◆ Task to carry out ◆
In the lines below, how many hold the word "name"? Answer only with the number.

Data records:

• • • •

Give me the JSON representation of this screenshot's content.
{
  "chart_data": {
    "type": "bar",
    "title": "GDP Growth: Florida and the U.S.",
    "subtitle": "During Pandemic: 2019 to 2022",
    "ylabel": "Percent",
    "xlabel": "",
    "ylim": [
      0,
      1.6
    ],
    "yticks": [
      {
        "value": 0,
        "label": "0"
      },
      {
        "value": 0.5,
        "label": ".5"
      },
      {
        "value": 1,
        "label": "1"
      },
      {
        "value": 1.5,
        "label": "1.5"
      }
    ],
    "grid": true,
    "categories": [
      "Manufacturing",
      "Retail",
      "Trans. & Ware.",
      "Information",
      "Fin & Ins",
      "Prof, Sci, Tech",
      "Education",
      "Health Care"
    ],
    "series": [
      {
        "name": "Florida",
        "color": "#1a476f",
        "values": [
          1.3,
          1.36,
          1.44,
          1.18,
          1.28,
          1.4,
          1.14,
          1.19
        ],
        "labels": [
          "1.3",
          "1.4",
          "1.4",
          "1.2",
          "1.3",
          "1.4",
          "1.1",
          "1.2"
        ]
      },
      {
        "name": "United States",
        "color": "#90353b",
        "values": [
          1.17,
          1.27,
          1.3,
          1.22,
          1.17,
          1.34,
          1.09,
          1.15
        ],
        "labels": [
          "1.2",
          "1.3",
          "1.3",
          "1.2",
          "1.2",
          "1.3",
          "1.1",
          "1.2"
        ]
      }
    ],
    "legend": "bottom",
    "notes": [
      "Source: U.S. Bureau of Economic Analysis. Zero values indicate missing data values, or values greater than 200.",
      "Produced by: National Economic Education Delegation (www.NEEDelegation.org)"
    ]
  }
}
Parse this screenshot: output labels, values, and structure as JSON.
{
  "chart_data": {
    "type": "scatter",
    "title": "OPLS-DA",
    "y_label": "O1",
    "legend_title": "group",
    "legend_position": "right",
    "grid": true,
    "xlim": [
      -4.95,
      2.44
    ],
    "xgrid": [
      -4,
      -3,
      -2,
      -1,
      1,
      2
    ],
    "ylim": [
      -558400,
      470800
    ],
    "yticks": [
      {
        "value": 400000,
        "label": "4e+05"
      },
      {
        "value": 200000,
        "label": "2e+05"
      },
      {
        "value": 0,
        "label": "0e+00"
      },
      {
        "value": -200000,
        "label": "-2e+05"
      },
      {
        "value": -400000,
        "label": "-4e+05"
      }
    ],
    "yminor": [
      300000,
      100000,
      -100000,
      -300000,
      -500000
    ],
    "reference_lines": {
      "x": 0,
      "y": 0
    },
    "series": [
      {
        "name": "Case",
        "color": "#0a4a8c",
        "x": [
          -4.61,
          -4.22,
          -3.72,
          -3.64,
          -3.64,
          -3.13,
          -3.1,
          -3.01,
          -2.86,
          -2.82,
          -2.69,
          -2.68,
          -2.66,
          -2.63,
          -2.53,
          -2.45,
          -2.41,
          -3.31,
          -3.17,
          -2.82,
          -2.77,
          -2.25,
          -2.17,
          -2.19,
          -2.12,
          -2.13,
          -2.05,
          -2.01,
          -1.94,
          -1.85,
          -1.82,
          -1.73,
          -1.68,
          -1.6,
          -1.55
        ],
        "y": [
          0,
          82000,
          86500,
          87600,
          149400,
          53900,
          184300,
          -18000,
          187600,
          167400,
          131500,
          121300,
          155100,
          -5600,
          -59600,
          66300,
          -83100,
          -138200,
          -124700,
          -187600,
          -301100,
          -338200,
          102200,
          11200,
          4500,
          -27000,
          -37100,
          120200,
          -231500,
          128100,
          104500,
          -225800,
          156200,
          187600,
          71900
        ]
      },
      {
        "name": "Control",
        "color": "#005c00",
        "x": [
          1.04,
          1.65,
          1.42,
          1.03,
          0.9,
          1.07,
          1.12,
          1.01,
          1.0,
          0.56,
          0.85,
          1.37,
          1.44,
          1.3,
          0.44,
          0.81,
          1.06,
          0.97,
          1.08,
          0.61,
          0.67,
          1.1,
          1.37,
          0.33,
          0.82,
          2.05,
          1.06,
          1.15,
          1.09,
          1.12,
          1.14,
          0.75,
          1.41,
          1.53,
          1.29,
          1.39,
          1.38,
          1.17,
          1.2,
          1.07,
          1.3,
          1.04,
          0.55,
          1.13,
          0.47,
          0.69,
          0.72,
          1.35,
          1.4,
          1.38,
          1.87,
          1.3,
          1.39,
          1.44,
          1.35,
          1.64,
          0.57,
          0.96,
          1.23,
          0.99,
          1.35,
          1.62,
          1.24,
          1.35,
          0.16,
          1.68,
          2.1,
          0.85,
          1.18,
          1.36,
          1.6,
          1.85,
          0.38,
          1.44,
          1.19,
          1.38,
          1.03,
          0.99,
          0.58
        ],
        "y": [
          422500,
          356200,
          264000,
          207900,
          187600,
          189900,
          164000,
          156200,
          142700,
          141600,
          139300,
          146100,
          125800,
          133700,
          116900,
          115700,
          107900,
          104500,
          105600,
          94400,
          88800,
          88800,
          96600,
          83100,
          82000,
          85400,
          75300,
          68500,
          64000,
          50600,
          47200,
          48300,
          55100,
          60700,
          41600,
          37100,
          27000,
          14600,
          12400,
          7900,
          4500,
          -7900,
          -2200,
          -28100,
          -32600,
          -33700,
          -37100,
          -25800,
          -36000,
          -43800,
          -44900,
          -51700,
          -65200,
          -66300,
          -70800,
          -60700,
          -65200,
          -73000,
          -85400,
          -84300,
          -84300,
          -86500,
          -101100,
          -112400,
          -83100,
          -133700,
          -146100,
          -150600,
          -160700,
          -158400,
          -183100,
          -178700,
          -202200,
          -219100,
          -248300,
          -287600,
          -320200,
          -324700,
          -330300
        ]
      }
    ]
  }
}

• • • •

◆ Result of this exercise ◆
4